* [WHAT YOU ARE ASKED TO DO]
Copy the data exactly as it appears, and do not include any pictures.

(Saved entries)

-- begin --

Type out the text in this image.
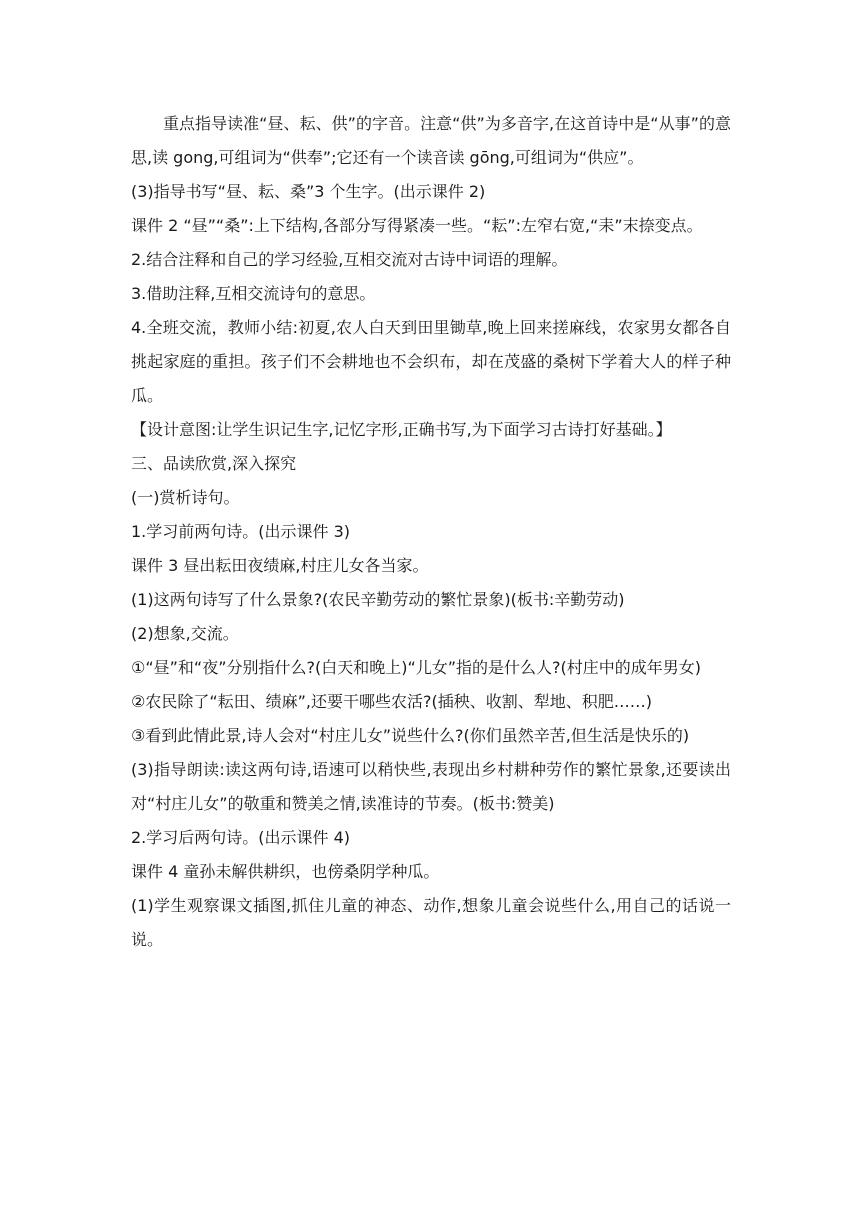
重点指导读准“昼、耘、供”的字音。注意“供”为多音字,在这首诗中是“从事”的意思,读 gong,可组词为“供奉”;它还有一个读音读 gōng,可组词为“供应”。

(3)指导书写“昼、耘、桑”3 个生字。(出示课件 2)

课件 2 “昼”“桑”:上下结构,各部分写得紧凑一些。“耘”:左窄右宽,“耒”末捺变点。

2.结合注释和自己的学习经验,互相交流对古诗中词语的理解。

3.借助注释,互相交流诗句的意思。

4.全班交流，教师小结:初夏,农人白天到田里锄草,晚上回来搓麻线，农家男女都各自挑起家庭的重担。孩子们不会耕地也不会织布，却在茂盛的桑树下学着大人的样子种瓜。

【设计意图:让学生识记生字,记忆字形,正确书写,为下面学习古诗打好基础。】

三、品读欣赏,深入探究

(一)赏析诗句。

1.学习前两句诗。(出示课件 3)

课件 3 昼出耘田夜绩麻,村庄儿女各当家。

(1)这两句诗写了什么景象?(农民辛勤劳动的繁忙景象)(板书:辛勤劳动)

(2)想象,交流。

①“昼”和“夜”分别指什么?(白天和晚上)“儿女”指的是什么人?(村庄中的成年男女)

②农民除了“耘田、绩麻”,还要干哪些农活?(插秧、收割、犁地、积肥……)

③看到此情此景,诗人会对“村庄儿女”说些什么?(你们虽然辛苦,但生活是快乐的)

(3)指导朗读:读这两句诗,语速可以稍快些,表现出乡村耕种劳作的繁忙景象,还要读出对“村庄儿女”的敬重和赞美之情,读准诗的节奏。(板书:赞美)

2.学习后两句诗。(出示课件 4)

课件 4 童孙未解供耕织，也傍桑阴学种瓜。

(1)学生观察课文插图,抓住儿童的神态、动作,想象儿童会说些什么,用自己的话说一说。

-- end --

* [REPLY TO THE EXERCISE]
Type out the text in this image.
重点指导读准“昼、耘、供”的字音。注意“供”为多音字,在这首诗中是“从事”的意思,读 gong,可组词为“供奉”;它还有一个读音读 gōng,可组词为“供应”。

(3)指导书写“昼、耘、桑”3 个生字。(出示课件 2)

课件 2 “昼”“桑”:上下结构,各部分写得紧凑一些。“耘”:左窄右宽,“耒”末捺变点。

2.结合注释和自己的学习经验,互相交流对古诗中词语的理解。

3.借助注释,互相交流诗句的意思。

4.全班交流，教师小结:初夏,农人白天到田里锄草,晚上回来搓麻线，农家男女都各自挑起家庭的重担。孩子们不会耕地也不会织布，却在茂盛的桑树下学着大人的样子种瓜。

【设计意图:让学生识记生字,记忆字形,正确书写,为下面学习古诗打好基础。】

三、品读欣赏,深入探究

(一)赏析诗句。

1.学习前两句诗。(出示课件 3)

课件 3 昼出耘田夜绩麻,村庄儿女各当家。

(1)这两句诗写了什么景象?(农民辛勤劳动的繁忙景象)(板书:辛勤劳动)

(2)想象,交流。

①“昼”和“夜”分别指什么?(白天和晚上)“儿女”指的是什么人?(村庄中的成年男女)

②农民除了“耘田、绩麻”,还要干哪些农活?(插秧、收割、犁地、积肥……)

③看到此情此景,诗人会对“村庄儿女”说些什么?(你们虽然辛苦,但生活是快乐的)

(3)指导朗读:读这两句诗,语速可以稍快些,表现出乡村耕种劳作的繁忙景象,还要读出对“村庄儿女”的敬重和赞美之情,读准诗的节奏。(板书:赞美)

2.学习后两句诗。(出示课件 4)

课件 4 童孙未解供耕织，也傍桑阴学种瓜。

(1)学生观察课文插图,抓住儿童的神态、动作,想象儿童会说些什么,用自己的话说一说。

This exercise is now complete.